- _Goal_:
Copy each line below exactly and leave the pictures out.

- _Material supplied_:
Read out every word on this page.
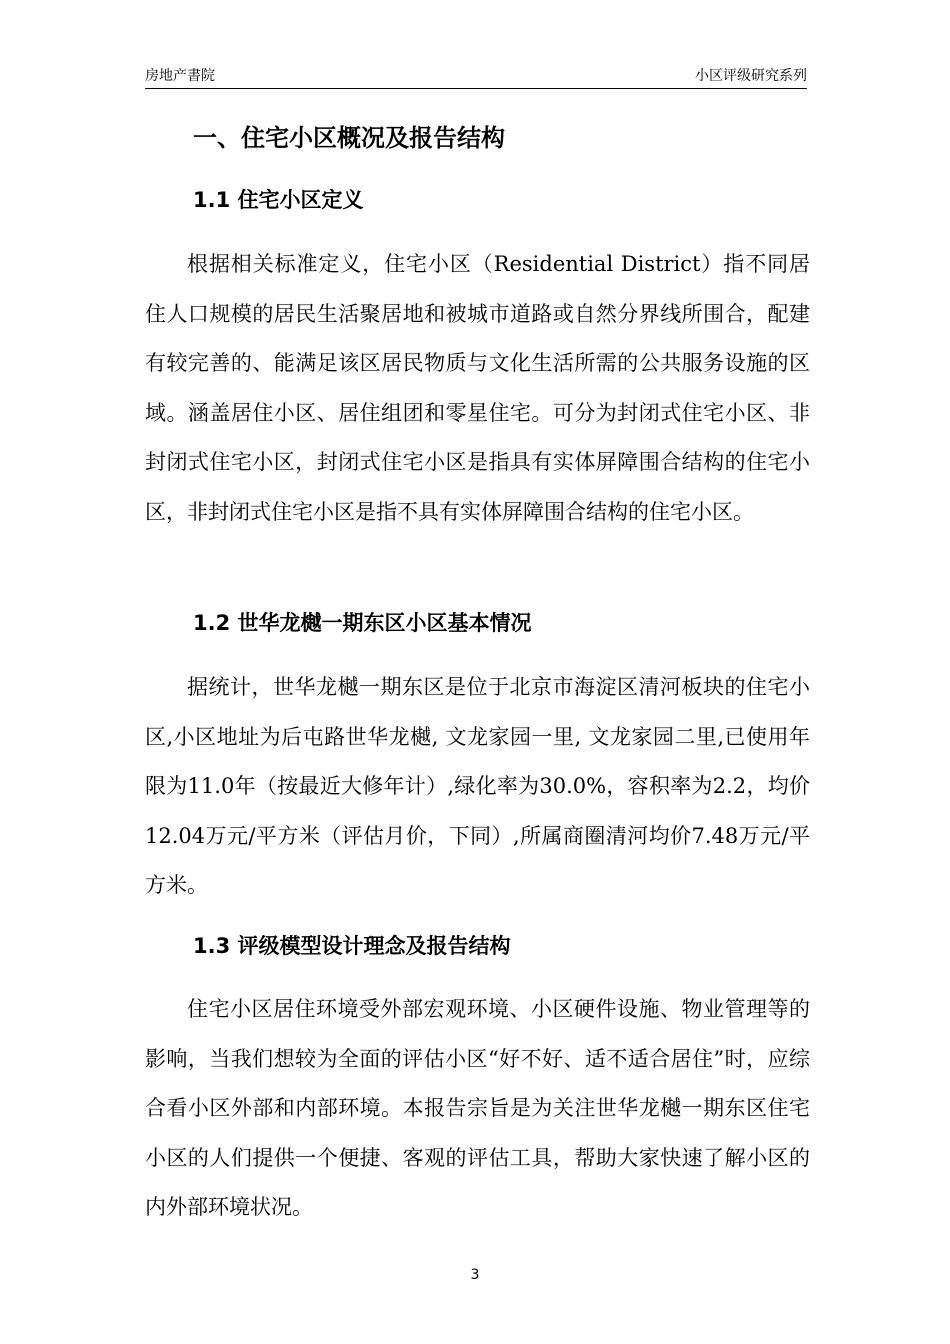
房地产書院	小区评级研究系列
一、住宅小区概况及报告结构
1.1 住宅小区定义

根据相关标准定义，住宅小区（Residential District）指不同居住人口规模的居民生活聚居地和被城市道路或自然分界线所围合，配建有较完善的、能满足该区居民物质与文化生活所需的公共服务设施的区域。涵盖居住小区、居住组团和零星住宅。可分为封闭式住宅小区、非封闭式住宅小区，封闭式住宅小区是指具有实体屏障围合结构的住宅小区，非封闭式住宅小区是指不具有实体屏障围合结构的住宅小区。

1.2 世华龙樾一期东区小区基本情况

据统计，世华龙樾一期东区是位于北京市海淀区清河板块的住宅小区,小区地址为后屯路世华龙樾, 文龙家园一里, 文龙家园二里,已使用年限为11.0年（按最近大修年计）,绿化率为30.0%，容积率为2.2，均价12.04万元/平方米（评估月价，下同）,所属商圈清河均价7.48万元/平方米。

1.3 评级模型设计理念及报告结构

住宅小区居住环境受外部宏观环境、小区硬件设施、物业管理等的影响，当我们想较为全面的评估小区“好不好、适不适合居住”时，应综合看小区外部和内部环境。本报告宗旨是为关注世华龙樾一期东区住宅小区的人们提供一个便捷、客观的评估工具，帮助大家快速了解小区的内外部环境状况。

3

- _Reply to the task_:
Read out every word on this page.
房地产書院	小区评级研究系列
一、住宅小区概况及报告结构
1.1 住宅小区定义

根据相关标准定义，住宅小区（Residential District）指不同居住人口规模的居民生活聚居地和被城市道路或自然分界线所围合，配建有较完善的、能满足该区居民物质与文化生活所需的公共服务设施的区域。涵盖居住小区、居住组团和零星住宅。可分为封闭式住宅小区、非封闭式住宅小区，封闭式住宅小区是指具有实体屏障围合结构的住宅小区，非封闭式住宅小区是指不具有实体屏障围合结构的住宅小区。

1.2 世华龙樾一期东区小区基本情况

据统计，世华龙樾一期东区是位于北京市海淀区清河板块的住宅小区,小区地址为后屯路世华龙樾, 文龙家园一里, 文龙家园二里,已使用年限为11.0年（按最近大修年计）,绿化率为30.0%，容积率为2.2，均价12.04万元/平方米（评估月价，下同）,所属商圈清河均价7.48万元/平方米。

1.3 评级模型设计理念及报告结构

住宅小区居住环境受外部宏观环境、小区硬件设施、物业管理等的影响，当我们想较为全面的评估小区“好不好、适不适合居住”时，应综合看小区外部和内部环境。本报告宗旨是为关注世华龙樾一期东区住宅小区的人们提供一个便捷、客观的评估工具，帮助大家快速了解小区的内外部环境状况。

3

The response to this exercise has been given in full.